• TASK TO COMPLETE
Repeat everything in the material exactly.

• MATERIALS PROVIDED
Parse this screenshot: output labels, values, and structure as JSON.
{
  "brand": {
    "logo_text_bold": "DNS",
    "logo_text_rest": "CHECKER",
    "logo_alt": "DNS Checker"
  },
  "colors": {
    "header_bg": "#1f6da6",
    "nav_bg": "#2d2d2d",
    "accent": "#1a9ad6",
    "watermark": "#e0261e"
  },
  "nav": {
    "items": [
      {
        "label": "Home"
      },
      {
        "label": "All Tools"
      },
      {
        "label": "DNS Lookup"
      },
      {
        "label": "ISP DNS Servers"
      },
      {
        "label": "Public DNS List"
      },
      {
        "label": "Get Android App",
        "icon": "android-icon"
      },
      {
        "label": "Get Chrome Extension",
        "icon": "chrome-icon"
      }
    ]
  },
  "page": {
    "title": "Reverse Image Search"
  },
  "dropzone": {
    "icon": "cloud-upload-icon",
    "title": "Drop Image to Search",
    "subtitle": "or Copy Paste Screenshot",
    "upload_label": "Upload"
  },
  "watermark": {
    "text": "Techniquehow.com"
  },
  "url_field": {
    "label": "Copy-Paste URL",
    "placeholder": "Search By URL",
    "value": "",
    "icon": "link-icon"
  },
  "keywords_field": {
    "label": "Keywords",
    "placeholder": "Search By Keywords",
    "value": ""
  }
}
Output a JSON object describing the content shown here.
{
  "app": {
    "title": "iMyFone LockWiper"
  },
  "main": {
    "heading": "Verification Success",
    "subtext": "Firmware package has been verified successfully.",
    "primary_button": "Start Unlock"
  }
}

• THE ANSWER
Parse this screenshot: output labels, values, and structure as JSON.
{
  "brand": {
    "logo_text_bold": "DNS",
    "logo_text_rest": "CHECKER",
    "logo_alt": "DNS Checker"
  },
  "colors": {
    "header_bg": "#1f6da6",
    "nav_bg": "#2d2d2d",
    "accent": "#1a9ad6",
    "watermark": "#e0261e"
  },
  "nav": {
    "items": [
      {
        "label": "Home"
      },
      {
        "label": "All Tools"
      },
      {
        "label": "DNS Lookup"
      },
      {
        "label": "ISP DNS Servers"
      },
      {
        "label": "Public DNS List"
      },
      {
        "label": "Get Android App",
        "icon": "android-icon"
      },
      {
        "label": "Get Chrome Extension",
        "icon": "chrome-icon"
      }
    ]
  },
  "page": {
    "title": "Reverse Image Search"
  },
  "dropzone": {
    "icon": "cloud-upload-icon",
    "title": "Drop Image to Search",
    "subtitle": "or Copy Paste Screenshot",
    "upload_label": "Upload"
  },
  "watermark": {
    "text": "Techniquehow.com"
  },
  "url_field": {
    "label": "Copy-Paste URL",
    "placeholder": "Search By URL",
    "value": "",
    "icon": "link-icon"
  },
  "keywords_field": {
    "label": "Keywords",
    "placeholder": "Search By Keywords",
    "value": ""
  }
}
Output a JSON object describing the content shown here.
{
  "app": {
    "title": "iMyFone LockWiper"
  },
  "main": {
    "heading": "Verification Success",
    "subtext": "Firmware package has been verified successfully.",
    "primary_button": "Start Unlock"
  }
}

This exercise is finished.